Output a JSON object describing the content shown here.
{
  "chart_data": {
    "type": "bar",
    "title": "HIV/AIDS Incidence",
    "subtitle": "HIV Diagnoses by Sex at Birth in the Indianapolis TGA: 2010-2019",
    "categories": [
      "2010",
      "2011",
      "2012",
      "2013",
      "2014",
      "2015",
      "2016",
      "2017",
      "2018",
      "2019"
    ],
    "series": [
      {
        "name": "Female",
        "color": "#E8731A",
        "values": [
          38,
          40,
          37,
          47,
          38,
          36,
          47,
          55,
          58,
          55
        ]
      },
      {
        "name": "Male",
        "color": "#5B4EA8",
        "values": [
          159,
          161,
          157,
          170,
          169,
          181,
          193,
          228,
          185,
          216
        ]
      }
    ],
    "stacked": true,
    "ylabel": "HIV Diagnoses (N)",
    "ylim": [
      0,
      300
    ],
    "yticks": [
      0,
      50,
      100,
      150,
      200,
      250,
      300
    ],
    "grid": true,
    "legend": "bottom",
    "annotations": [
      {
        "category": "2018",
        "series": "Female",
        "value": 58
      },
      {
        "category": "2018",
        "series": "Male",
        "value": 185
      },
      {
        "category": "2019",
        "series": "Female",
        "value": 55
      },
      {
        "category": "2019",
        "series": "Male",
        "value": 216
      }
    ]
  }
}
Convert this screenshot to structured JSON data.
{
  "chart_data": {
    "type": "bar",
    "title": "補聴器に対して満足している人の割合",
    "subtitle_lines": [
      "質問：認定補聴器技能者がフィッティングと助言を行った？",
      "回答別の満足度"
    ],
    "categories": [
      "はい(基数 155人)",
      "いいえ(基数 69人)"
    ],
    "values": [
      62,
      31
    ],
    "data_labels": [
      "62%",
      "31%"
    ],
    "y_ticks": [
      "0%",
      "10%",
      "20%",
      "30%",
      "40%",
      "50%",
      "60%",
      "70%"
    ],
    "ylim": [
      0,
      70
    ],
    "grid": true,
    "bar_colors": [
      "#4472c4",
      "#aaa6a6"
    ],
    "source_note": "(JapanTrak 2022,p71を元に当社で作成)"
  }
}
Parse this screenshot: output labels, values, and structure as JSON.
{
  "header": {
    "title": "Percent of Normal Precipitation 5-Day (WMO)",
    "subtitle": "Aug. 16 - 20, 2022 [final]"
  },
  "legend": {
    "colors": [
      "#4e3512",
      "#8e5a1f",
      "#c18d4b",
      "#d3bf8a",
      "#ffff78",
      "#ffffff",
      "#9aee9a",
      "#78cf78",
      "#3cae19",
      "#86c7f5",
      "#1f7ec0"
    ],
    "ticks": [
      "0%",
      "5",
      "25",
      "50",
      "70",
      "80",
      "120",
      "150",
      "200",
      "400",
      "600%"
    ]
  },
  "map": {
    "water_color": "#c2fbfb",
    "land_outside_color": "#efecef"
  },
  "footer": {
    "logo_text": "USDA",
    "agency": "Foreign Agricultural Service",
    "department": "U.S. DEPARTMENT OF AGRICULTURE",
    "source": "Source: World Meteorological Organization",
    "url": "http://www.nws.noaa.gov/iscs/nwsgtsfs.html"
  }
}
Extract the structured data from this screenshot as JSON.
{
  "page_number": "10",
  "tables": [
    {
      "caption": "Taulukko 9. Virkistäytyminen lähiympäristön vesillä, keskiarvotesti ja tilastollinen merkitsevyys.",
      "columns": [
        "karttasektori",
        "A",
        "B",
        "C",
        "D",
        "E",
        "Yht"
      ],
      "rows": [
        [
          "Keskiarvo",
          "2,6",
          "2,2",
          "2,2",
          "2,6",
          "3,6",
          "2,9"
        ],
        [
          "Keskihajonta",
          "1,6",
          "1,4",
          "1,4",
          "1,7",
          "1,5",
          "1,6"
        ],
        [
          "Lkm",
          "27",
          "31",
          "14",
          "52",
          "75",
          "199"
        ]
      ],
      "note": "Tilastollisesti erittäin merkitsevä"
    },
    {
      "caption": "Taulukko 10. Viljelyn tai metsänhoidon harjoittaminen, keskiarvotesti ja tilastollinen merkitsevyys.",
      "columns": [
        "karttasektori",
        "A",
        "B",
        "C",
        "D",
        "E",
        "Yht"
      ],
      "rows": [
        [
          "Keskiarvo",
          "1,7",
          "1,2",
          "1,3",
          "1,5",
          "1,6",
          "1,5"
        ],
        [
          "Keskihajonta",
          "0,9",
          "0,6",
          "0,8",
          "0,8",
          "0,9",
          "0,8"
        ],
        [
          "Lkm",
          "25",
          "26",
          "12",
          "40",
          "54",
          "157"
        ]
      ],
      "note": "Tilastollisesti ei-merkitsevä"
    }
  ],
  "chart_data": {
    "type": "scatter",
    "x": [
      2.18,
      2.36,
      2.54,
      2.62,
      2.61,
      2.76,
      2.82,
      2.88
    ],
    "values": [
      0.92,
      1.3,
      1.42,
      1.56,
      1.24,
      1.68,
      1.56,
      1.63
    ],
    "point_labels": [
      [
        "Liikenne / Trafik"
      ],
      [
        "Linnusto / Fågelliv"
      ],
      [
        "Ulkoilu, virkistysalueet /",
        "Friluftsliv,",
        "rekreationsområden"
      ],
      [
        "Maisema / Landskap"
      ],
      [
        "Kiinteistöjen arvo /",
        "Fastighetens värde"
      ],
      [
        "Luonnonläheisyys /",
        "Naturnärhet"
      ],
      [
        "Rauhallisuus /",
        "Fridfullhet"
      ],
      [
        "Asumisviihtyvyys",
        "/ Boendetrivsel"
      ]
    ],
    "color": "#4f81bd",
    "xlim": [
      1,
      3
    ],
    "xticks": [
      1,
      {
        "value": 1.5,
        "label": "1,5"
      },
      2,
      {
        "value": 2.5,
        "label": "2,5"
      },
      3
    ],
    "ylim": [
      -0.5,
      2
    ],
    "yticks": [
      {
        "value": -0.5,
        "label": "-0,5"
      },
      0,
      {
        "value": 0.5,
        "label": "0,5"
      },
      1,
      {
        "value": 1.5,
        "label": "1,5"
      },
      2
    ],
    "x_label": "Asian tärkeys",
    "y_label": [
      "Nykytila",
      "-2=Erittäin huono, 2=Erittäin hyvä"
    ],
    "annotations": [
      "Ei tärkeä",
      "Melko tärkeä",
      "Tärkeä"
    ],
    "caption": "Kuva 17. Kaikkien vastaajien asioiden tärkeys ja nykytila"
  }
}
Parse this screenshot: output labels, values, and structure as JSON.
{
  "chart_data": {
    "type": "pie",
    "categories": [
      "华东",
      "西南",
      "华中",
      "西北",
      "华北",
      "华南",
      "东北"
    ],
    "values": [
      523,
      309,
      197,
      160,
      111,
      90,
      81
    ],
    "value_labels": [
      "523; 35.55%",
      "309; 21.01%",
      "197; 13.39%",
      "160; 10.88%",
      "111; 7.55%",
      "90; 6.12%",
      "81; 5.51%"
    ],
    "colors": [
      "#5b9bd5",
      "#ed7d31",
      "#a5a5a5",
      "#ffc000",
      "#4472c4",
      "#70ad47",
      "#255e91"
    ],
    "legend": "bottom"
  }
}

________________

Set task:
Review the material and copy each line in which the word "keskiarvotesti" appears.

Solution for this problem:
      "caption": "Taulukko 9. Virkistäytyminen lähiympäristön vesillä, keskiarvotesti ja tilastollinen merkitsevyys.",
      "caption": "Taulukko 10. Viljelyn tai metsänhoidon harjoittaminen, keskiarvotesti ja tilastollinen merkitsevyys.",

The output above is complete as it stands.